begin Provided entries

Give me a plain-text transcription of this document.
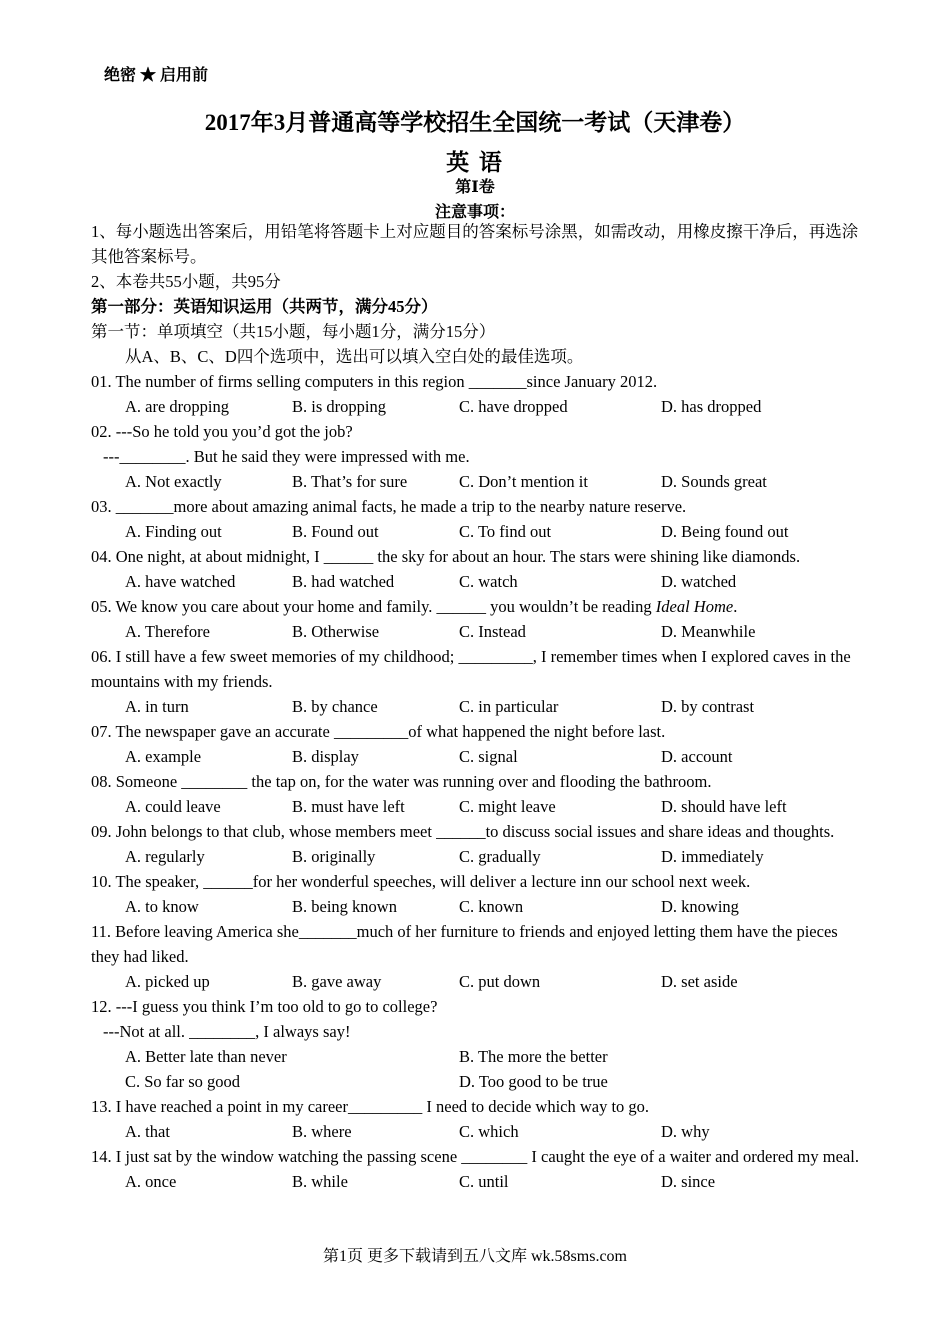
绝密 ★ 启用前
2017年3月普通高等学校招生全国统一考试（天津卷）
英 语
第Ⅰ卷
注意事项：
1、每小题选出答案后，用铅笔将答题卡上对应题目的答案标号涂黑，如需改动，用橡皮擦干净后，再选涂其他答案标号。
2、本卷共55小题，共95分
第一部分：英语知识运用（共两节，满分45分）
第一节：单项填空（共15小题，每小题1分，满分15分）
从A、B、C、D四个选项中，选出可以填入空白处的最佳选项。
01. The number of firms selling computers in this region _______since January 2012.
A. are dropping	B. is dropping	C. have dropped	D. has dropped
02. ---So he told you you’d got the job?
---________. But he said they were impressed with me.
A. Not exactly	B. That’s for sure	C. Don’t mention it	D. Sounds great
03. _______more about amazing animal facts, he made a trip to the nearby nature reserve.
A. Finding out	B. Found out	C. To find out	D. Being found out
04. One night, at about midnight, I ______ the sky for about an hour. The stars were shining like diamonds.
A. have watched	B. had watched	C. watch	D. watched
05. We know you care about your home and family. ______ you wouldn’t be reading Ideal Home.
A. Therefore	B. Otherwise	C. Instead	D. Meanwhile
06. I still have a few sweet memories of my childhood; _________, I remember times when I explored caves in the mountains with my friends.
A. in turn	B. by chance	C. in particular	D. by contrast
07. The newspaper gave an accurate _________of what happened the night before last.
A. example	B. display	C. signal	D. account
08. Someone ________ the tap on, for the water was running over and flooding the bathroom.
A. could leave	B. must have left	C. might leave	D. should have left
09. John belongs to that club, whose members meet ______to discuss social issues and share ideas and thoughts.
A. regularly	B. originally	C. gradually	D. immediately
10. The speaker, ______for her wonderful speeches, will deliver a lecture inn our school next week.
A. to know	B. being known	C. known	D. knowing
11. Before leaving America she_______much of her furniture to friends and enjoyed letting them have the pieces they had liked.
A. picked up	B. gave away	C. put down	D. set aside
12. ---I guess you think I’m too old to go to college?
---Not at all. ________, I always say!
A. Better late than never	B. The more the better
C. So far so good	D. Too good to be true
13. I have reached a point in my career_________ I need to decide which way to go.
A. that	B. where	C. which	D. why
14. I just sat by the window watching the passing scene ________ I caught the eye of a waiter and ordered my meal.
A. once	B. while	C. until	D. since
第1页 更多下载请到五八文库 wk.58sms.com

end Provided entries

Short problem
Exclude the pictures, and transcribe all of the material exactly.

Written reply
Give me a plain-text transcription of this document.
绝密 ★ 启用前
2017年3月普通高等学校招生全国统一考试（天津卷）
英 语
第Ⅰ卷
注意事项：
1、每小题选出答案后，用铅笔将答题卡上对应题目的答案标号涂黑，如需改动，用橡皮擦干净后，再选涂其他答案标号。
2、本卷共55小题，共95分
第一部分：英语知识运用（共两节，满分45分）
第一节：单项填空（共15小题，每小题1分，满分15分）
从A、B、C、D四个选项中，选出可以填入空白处的最佳选项。
01. The number of firms selling computers in this region _______since January 2012.
A. are dropping	B. is dropping	C. have dropped	D. has dropped
02. ---So he told you you’d got the job?
---________. But he said they were impressed with me.
A. Not exactly	B. That’s for sure	C. Don’t mention it	D. Sounds great
03. _______more about amazing animal facts, he made a trip to the nearby nature reserve.
A. Finding out	B. Found out	C. To find out	D. Being found out
04. One night, at about midnight, I ______ the sky for about an hour. The stars were shining like diamonds.
A. have watched	B. had watched	C. watch	D. watched
05. We know you care about your home and family. ______ you wouldn’t be reading Ideal Home.
A. Therefore	B. Otherwise	C. Instead	D. Meanwhile
06. I still have a few sweet memories of my childhood; _________, I remember times when I explored caves in the mountains with my friends.
A. in turn	B. by chance	C. in particular	D. by contrast
07. The newspaper gave an accurate _________of what happened the night before last.
A. example	B. display	C. signal	D. account
08. Someone ________ the tap on, for the water was running over and flooding the bathroom.
A. could leave	B. must have left	C. might leave	D. should have left
09. John belongs to that club, whose members meet ______to discuss social issues and share ideas and thoughts.
A. regularly	B. originally	C. gradually	D. immediately
10. The speaker, ______for her wonderful speeches, will deliver a lecture inn our school next week.
A. to know	B. being known	C. known	D. knowing
11. Before leaving America she_______much of her furniture to friends and enjoyed letting them have the pieces they had liked.
A. picked up	B. gave away	C. put down	D. set aside
12. ---I guess you think I’m too old to go to college?
---Not at all. ________, I always say!
A. Better late than never	B. The more the better
C. So far so good	D. Too good to be true
13. I have reached a point in my career_________ I need to decide which way to go.
A. that	B. where	C. which	D. why
14. I just sat by the window watching the passing scene ________ I caught the eye of a waiter and ordered my meal.
A. once	B. while	C. until	D. since
第1页 更多下载请到五八文库 wk.58sms.com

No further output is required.